# [EXERCISE DETAILS]
Look through the records below and collect all lines that hold the string "Trivet".

# [DATASET RECORDS]
-- start --
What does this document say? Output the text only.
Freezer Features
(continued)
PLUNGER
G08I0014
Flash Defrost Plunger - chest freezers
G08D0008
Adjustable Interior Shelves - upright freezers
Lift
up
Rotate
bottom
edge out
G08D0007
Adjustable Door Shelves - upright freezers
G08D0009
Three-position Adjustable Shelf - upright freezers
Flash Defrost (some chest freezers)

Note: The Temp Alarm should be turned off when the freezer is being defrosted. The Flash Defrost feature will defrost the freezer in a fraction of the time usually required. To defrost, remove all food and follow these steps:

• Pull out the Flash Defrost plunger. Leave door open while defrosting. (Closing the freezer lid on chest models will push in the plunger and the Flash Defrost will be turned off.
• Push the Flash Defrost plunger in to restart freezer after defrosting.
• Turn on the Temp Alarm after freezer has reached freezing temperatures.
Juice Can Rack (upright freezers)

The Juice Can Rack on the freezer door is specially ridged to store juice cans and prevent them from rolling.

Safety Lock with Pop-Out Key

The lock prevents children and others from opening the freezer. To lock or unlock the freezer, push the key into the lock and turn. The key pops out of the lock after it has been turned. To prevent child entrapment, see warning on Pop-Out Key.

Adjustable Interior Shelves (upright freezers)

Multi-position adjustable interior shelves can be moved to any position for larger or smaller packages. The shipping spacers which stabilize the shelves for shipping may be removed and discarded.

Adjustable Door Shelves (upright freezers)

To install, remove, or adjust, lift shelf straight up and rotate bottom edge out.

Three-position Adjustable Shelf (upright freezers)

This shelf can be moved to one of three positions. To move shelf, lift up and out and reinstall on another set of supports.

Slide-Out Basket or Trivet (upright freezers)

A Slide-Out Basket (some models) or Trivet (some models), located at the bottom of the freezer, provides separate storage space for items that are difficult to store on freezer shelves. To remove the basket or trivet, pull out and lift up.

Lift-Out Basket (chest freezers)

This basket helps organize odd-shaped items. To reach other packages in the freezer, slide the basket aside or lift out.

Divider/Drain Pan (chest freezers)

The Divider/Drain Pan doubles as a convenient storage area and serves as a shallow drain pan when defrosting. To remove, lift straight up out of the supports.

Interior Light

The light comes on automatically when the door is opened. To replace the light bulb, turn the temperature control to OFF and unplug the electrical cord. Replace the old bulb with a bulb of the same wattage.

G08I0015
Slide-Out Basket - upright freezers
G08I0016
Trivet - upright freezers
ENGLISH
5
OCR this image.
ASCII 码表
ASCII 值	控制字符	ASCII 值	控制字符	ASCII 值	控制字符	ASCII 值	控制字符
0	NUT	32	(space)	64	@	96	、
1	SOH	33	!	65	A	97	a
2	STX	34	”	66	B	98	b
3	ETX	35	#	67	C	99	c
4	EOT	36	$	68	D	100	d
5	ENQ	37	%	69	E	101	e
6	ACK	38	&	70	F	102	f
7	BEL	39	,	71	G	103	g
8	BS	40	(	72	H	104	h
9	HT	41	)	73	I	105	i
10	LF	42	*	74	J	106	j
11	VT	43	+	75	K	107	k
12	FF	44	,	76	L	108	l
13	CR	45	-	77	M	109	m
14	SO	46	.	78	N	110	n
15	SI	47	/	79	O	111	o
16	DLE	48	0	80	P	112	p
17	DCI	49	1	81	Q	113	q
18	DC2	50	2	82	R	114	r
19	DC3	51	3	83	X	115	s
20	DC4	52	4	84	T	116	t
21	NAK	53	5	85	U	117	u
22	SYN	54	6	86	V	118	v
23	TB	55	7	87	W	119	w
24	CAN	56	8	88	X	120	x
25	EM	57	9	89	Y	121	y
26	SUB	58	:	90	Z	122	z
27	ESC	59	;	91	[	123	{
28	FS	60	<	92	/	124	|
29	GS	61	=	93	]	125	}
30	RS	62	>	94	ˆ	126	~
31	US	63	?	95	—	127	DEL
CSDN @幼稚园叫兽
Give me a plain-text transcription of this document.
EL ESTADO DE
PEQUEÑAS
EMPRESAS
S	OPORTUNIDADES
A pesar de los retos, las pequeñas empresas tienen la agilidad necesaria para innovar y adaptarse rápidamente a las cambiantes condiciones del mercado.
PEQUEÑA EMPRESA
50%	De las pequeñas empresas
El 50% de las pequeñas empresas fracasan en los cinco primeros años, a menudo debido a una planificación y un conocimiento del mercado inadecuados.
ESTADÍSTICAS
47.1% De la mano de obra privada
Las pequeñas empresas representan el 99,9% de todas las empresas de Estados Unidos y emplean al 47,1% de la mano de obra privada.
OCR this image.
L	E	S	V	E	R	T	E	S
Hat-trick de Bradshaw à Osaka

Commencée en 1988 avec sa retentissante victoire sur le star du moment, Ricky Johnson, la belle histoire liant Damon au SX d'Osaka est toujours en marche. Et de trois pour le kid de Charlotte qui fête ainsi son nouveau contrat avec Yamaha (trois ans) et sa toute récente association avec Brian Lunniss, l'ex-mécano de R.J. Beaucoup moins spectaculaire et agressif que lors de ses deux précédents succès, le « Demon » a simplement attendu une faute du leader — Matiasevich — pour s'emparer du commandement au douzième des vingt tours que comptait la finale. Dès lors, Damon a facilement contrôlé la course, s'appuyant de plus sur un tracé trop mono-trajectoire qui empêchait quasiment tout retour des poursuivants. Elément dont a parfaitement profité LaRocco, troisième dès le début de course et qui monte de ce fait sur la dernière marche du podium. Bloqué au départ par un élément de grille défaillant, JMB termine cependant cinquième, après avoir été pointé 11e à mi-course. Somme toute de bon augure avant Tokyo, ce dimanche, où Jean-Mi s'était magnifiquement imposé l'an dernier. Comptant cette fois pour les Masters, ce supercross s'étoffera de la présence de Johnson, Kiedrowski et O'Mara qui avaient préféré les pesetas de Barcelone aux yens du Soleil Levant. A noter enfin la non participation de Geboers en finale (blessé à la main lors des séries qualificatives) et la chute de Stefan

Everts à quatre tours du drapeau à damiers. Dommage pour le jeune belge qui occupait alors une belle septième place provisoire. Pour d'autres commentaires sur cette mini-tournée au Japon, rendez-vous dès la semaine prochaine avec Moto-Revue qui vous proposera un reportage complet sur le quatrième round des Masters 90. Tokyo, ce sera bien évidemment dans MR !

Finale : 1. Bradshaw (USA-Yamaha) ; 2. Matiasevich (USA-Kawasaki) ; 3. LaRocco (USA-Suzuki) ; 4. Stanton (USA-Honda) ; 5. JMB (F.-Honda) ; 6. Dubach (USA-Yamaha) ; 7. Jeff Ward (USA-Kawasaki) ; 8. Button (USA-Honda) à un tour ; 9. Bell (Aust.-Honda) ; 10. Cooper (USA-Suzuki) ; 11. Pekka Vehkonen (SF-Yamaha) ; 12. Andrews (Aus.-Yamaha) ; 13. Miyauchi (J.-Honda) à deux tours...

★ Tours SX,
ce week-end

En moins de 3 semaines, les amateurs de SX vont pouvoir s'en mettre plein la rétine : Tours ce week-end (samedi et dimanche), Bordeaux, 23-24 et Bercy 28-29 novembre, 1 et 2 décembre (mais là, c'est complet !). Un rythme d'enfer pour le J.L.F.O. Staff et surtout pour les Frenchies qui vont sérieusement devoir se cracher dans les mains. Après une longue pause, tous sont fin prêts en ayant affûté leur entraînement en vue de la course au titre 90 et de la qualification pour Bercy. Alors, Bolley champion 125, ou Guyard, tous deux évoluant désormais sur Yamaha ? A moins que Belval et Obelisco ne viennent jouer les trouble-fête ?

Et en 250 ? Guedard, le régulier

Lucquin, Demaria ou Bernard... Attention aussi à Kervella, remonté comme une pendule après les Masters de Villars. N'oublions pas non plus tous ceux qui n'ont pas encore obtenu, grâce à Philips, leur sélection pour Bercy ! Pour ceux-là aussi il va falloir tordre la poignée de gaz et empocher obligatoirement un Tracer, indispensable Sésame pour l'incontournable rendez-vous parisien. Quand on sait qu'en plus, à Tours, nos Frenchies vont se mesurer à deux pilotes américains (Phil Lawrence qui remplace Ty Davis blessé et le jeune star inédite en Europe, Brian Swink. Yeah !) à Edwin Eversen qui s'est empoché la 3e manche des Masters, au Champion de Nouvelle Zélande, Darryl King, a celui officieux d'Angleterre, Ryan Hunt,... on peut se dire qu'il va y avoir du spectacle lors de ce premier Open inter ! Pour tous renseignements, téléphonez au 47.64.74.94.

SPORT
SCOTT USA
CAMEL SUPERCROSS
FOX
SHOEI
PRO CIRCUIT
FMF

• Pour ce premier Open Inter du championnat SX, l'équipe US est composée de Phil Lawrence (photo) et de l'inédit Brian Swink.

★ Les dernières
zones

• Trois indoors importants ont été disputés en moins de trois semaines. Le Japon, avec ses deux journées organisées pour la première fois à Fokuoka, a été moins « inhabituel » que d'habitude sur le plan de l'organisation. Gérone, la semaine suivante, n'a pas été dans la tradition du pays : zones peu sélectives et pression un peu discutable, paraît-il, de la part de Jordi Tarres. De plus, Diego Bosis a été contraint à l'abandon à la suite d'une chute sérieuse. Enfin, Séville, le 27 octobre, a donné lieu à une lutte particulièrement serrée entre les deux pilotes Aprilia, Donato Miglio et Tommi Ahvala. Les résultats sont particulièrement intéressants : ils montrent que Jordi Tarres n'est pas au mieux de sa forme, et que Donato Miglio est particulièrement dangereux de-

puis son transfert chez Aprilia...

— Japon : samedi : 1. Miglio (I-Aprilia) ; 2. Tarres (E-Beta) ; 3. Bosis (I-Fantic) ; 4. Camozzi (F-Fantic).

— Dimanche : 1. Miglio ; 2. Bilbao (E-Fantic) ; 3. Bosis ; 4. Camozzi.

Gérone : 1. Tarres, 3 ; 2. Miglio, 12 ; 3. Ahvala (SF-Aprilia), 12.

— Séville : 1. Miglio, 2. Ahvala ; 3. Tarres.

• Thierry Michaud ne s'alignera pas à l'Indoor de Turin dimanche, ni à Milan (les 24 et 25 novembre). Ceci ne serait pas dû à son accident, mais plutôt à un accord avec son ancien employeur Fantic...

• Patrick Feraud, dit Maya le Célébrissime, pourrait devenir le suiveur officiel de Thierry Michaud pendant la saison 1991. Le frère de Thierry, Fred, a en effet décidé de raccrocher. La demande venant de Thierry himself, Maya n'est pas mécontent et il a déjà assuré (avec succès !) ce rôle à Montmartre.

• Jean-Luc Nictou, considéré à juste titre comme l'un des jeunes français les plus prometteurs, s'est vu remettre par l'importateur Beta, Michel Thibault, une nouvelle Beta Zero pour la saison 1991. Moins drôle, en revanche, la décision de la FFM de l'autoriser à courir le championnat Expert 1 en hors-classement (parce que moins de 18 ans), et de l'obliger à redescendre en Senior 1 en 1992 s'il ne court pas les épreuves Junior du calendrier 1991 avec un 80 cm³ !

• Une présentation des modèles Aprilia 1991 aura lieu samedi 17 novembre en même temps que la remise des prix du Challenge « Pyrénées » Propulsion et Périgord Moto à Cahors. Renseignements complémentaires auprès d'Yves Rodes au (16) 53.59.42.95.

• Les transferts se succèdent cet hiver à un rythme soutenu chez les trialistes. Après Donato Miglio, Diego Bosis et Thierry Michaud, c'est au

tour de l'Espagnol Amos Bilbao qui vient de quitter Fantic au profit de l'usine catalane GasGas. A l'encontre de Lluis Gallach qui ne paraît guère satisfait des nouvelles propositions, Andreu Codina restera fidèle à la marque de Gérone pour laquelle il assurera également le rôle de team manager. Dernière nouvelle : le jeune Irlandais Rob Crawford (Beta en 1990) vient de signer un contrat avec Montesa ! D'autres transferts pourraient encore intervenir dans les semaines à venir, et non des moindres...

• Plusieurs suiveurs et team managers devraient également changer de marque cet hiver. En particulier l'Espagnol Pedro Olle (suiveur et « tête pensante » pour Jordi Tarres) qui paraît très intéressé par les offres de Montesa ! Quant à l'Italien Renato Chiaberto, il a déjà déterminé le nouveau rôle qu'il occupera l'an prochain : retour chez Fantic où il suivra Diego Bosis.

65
-- end --
# [COMPLETE ANSWER]
Slide-Out Basket or Trivet (upright freezers)
A Slide-Out Basket (some models) or Trivet (some models), located at the bottom of the freezer, provides separate storage space for items that are difficult to store on freezer shelves. To remove the basket or trivet, pull out and lift up.
Trivet - upright freezers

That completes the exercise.